** start **

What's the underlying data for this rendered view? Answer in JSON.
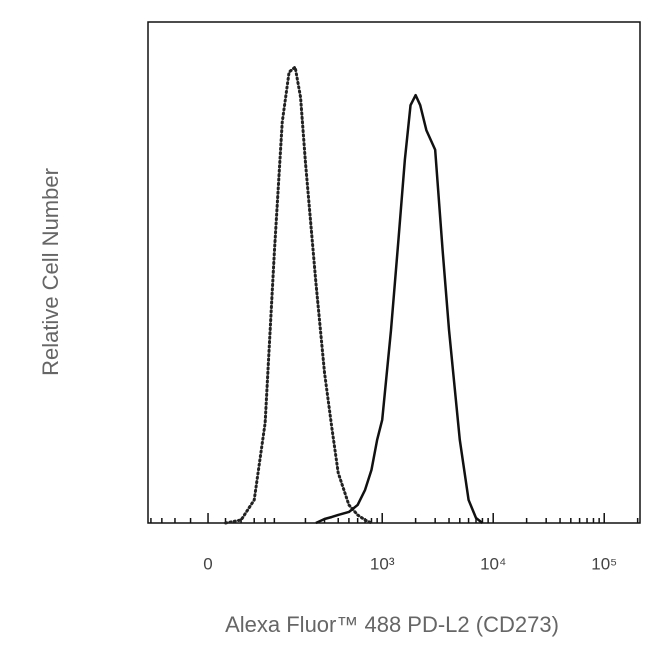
{
  "chart_data": {
    "type": "line",
    "x_label": "Alexa Fluor™ 488 PD-L2 (CD273)",
    "y_label": "Relative Cell Number",
    "xscale": "asinh",
    "xscale_cofactor": 54,
    "xlim": [
      -86,
      210000
    ],
    "xticks": [
      0,
      {
        "value": 1000,
        "label": "10³"
      },
      {
        "value": 10000,
        "label": "10⁴"
      },
      {
        "value": 100000,
        "label": "10⁵"
      }
    ],
    "xminorticks": [
      -80,
      -60,
      -40,
      -20,
      20,
      40,
      60,
      80,
      100,
      200,
      300,
      400,
      500,
      600,
      700,
      800,
      900,
      2000,
      3000,
      4000,
      5000,
      6000,
      7000,
      8000,
      9000,
      20000,
      30000,
      40000,
      50000,
      60000,
      70000,
      80000,
      90000,
      200000
    ],
    "ylim": [
      0,
      100
    ],
    "x": [
      20,
      40,
      60,
      80,
      100,
      120,
      140,
      160,
      180,
      200,
      250,
      300,
      350,
      400,
      500,
      600,
      700,
      800,
      900,
      1000,
      1200,
      1400,
      1600,
      1800,
      2000,
      2200,
      2500,
      3000,
      3500,
      4000,
      5000,
      6000,
      7000,
      8000
    ],
    "series": [
      {
        "color": "#222222",
        "dash": "dotted",
        "values": [
          0,
          0.6,
          4.6,
          20,
          54,
          80,
          90,
          91,
          85,
          72,
          48,
          30,
          19,
          10,
          3.6,
          1.6,
          0.6,
          0,
          null,
          null,
          null,
          null,
          null,
          null,
          null,
          null,
          null,
          null,
          null,
          null,
          null,
          null,
          null,
          null
        ]
      },
      {
        "color": "#111111",
        "dash": "solid",
        "values": [
          null,
          null,
          null,
          null,
          null,
          null,
          null,
          null,
          null,
          null,
          0,
          0.8,
          1.2,
          1.6,
          2.2,
          3.6,
          6.6,
          10.6,
          16.6,
          20.6,
          38.5,
          56.5,
          72.5,
          83.4,
          85.4,
          83.4,
          78.4,
          74.5,
          54.5,
          38.5,
          16.6,
          4.6,
          1,
          0
        ]
      }
    ]
  }
}
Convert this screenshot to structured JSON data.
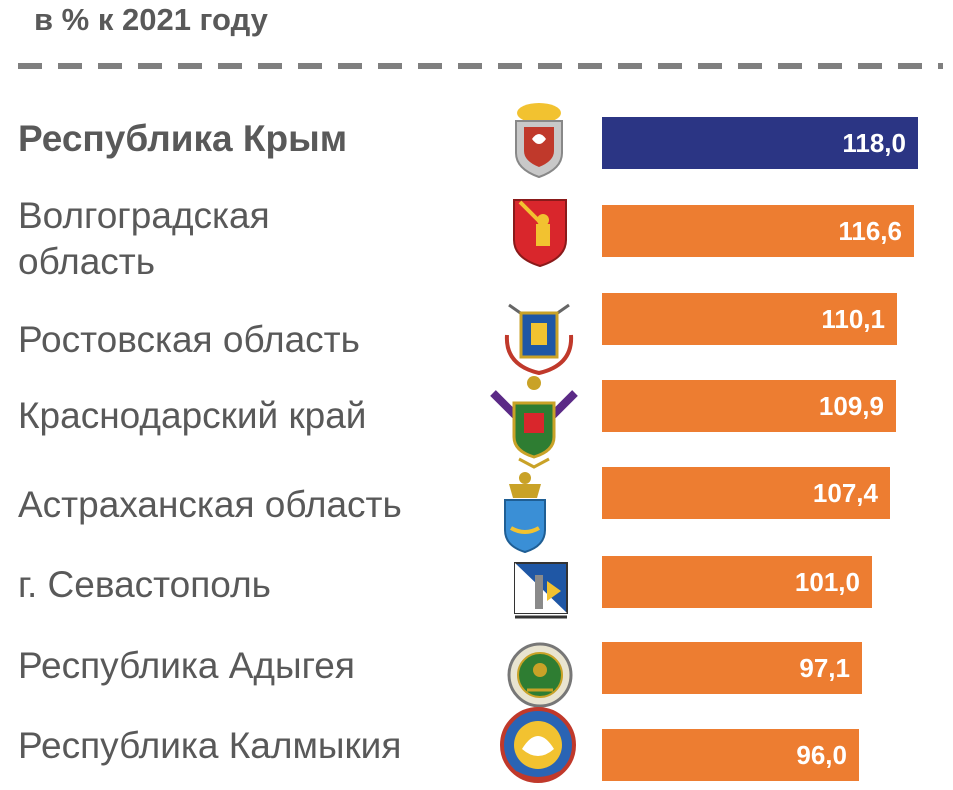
{
  "subtitle": "в % к 2021 году",
  "colors": {
    "highlight": "#2b3584",
    "default": "#ed7d31",
    "text": "#595959",
    "divider": "#7f7f7f"
  },
  "chart_data": {
    "type": "bar",
    "orientation": "horizontal",
    "title": "",
    "subtitle": "в % к 2021 году",
    "categories": [
      "Республика Крым",
      "Волгоградская область",
      "Ростовская область",
      "Краснодарский край",
      "Астраханская область",
      "г. Севастополь",
      "Республика Адыгея",
      "Республика Калмыкия"
    ],
    "values": [
      118.0,
      116.6,
      110.1,
      109.9,
      107.4,
      101.0,
      97.1,
      96.0
    ],
    "value_labels": [
      "118,0",
      "116,6",
      "110,1",
      "109,9",
      "107,4",
      "101,0",
      "97,1",
      "96,0"
    ],
    "highlighted": "Республика Крым",
    "grid": false,
    "legend": "none"
  },
  "rows": [
    {
      "label": "Республика Крым",
      "emblem": "crimea-emblem-icon",
      "bold": true
    },
    {
      "label": "Волгоградская\nобласть",
      "emblem": "volgograd-emblem-icon",
      "bold": false
    },
    {
      "label": "Ростовская область",
      "emblem": "rostov-emblem-icon",
      "bold": false
    },
    {
      "label": "Краснодарский край",
      "emblem": "krasnodar-emblem-icon",
      "bold": false
    },
    {
      "label": "Астраханская область",
      "emblem": "astrakhan-emblem-icon",
      "bold": false
    },
    {
      "label": "г. Севастополь",
      "emblem": "sevastopol-emblem-icon",
      "bold": false
    },
    {
      "label": "Республика Адыгея",
      "emblem": "adygea-emblem-icon",
      "bold": false
    },
    {
      "label": "Республика Калмыкия",
      "emblem": "kalmykia-emblem-icon",
      "bold": false
    }
  ]
}
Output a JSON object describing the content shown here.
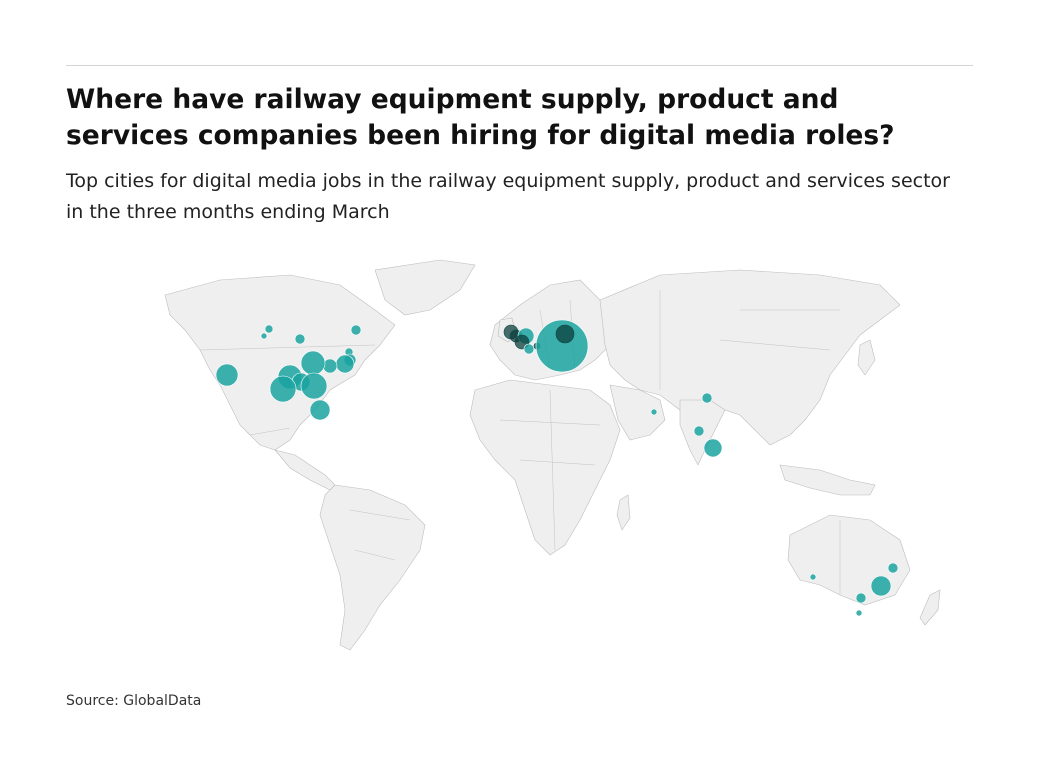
{
  "header": {
    "title": "Where have railway equipment supply, product and services companies been hiring for digital media roles?",
    "subtitle": "Top cities for digital media jobs in the railway equipment supply, product and services sector in the three months ending March"
  },
  "footer": {
    "source": "Source: GlobalData"
  },
  "map": {
    "projection": "world",
    "colors": {
      "land": "#efefef",
      "border": "#bdbdbd",
      "bubble": "#1aa3a0",
      "bubble_overlap": "#0c3f3e"
    }
  }
}
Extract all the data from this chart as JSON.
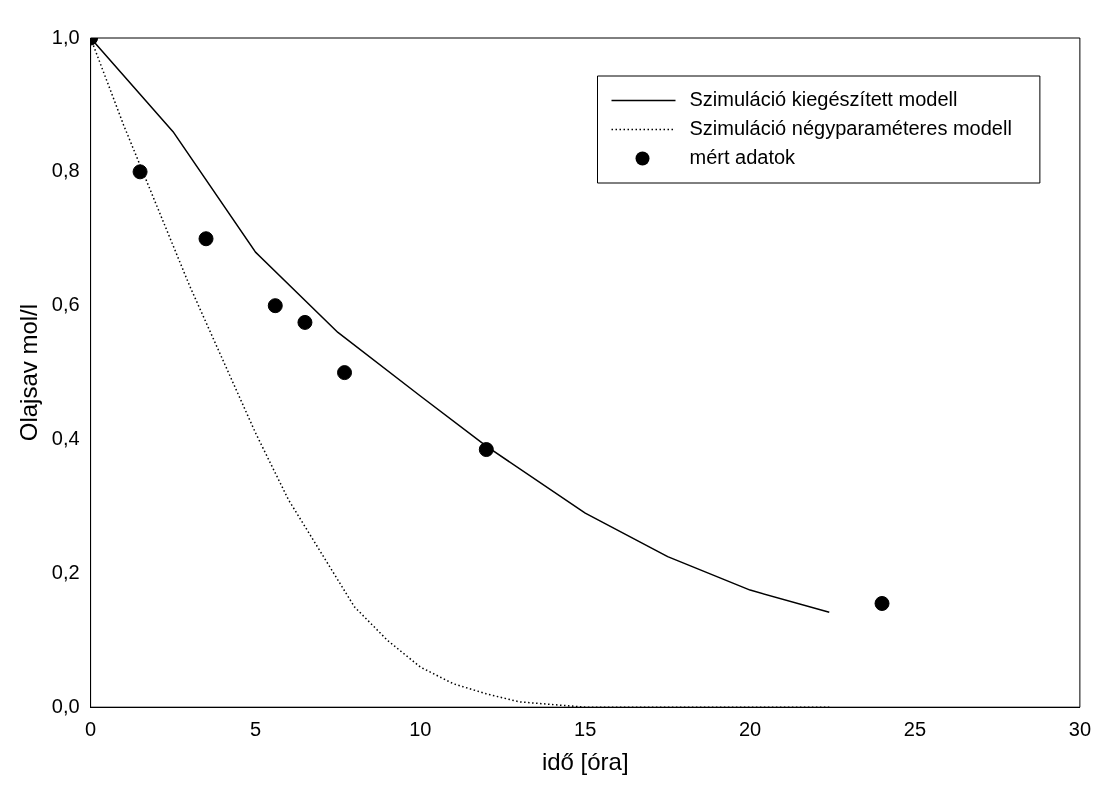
{
  "chart_data": {
    "type": "line",
    "xlabel": "idő [óra]",
    "ylabel": "Olajsav mol/l",
    "xlim": [
      0,
      30
    ],
    "xticks": [
      0,
      5,
      10,
      15,
      20,
      25,
      30
    ],
    "ylim": [
      0,
      1
    ],
    "yticks": [
      {
        "value": 0,
        "label": "0,0"
      },
      {
        "value": 0.2,
        "label": "0,2"
      },
      {
        "value": 0.4,
        "label": "0,4"
      },
      {
        "value": 0.6,
        "label": "0,6"
      },
      {
        "value": 0.8,
        "label": "0,8"
      },
      {
        "value": 1,
        "label": "1,0"
      }
    ],
    "grid": false,
    "legend": "top right",
    "series": [
      {
        "name": "Szimuláció kiegészített modell",
        "type": "line",
        "line_style": "solid",
        "marker": "none",
        "color": "#000000",
        "x": [
          0,
          2.5,
          5,
          7.5,
          10,
          12,
          15,
          17.5,
          20,
          22.4
        ],
        "values": [
          1.0,
          0.86,
          0.68,
          0.56,
          0.465,
          0.39,
          0.29,
          0.225,
          0.175,
          0.142
        ]
      },
      {
        "name": "Szimuláció négyparaméteres modell",
        "type": "line",
        "line_style": "dotted",
        "marker": "none",
        "color": "#000000",
        "x": [
          0,
          1,
          2,
          3,
          4,
          5,
          6,
          7,
          8,
          9,
          10,
          11,
          12,
          13,
          15,
          22.4
        ],
        "values": [
          1.0,
          0.87,
          0.75,
          0.63,
          0.52,
          0.41,
          0.31,
          0.23,
          0.15,
          0.1,
          0.06,
          0.035,
          0.02,
          0.008,
          0,
          0
        ]
      },
      {
        "name": "mért adatok",
        "type": "scatter",
        "marker": "circle",
        "color": "#000000",
        "x": [
          0,
          1.5,
          3.5,
          5.6,
          6.5,
          7.7,
          12,
          24
        ],
        "values": [
          1.0,
          0.8,
          0.7,
          0.6,
          0.575,
          0.5,
          0.385,
          0.155
        ]
      }
    ]
  }
}
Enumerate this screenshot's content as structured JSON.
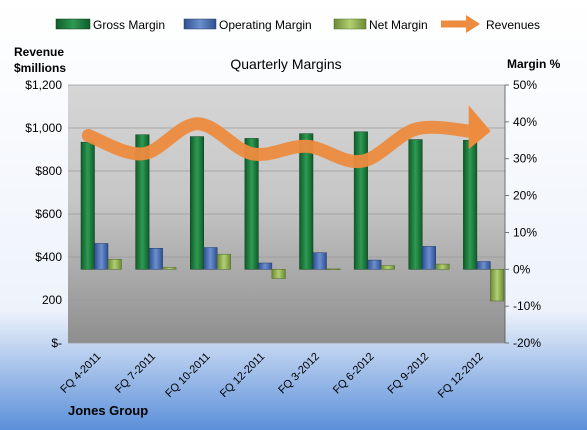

** end **

● What needs to be done:
Wherever "subtitle" shows up in a line, copy that line.

● Final answer:
  "subtitle": "в % к 2021 году",
    "subtitle": "в % к 2021 году",
    "subtitle": "Top cities for digital media jobs in the railway equipment supply, product and services sector in the three months ending March"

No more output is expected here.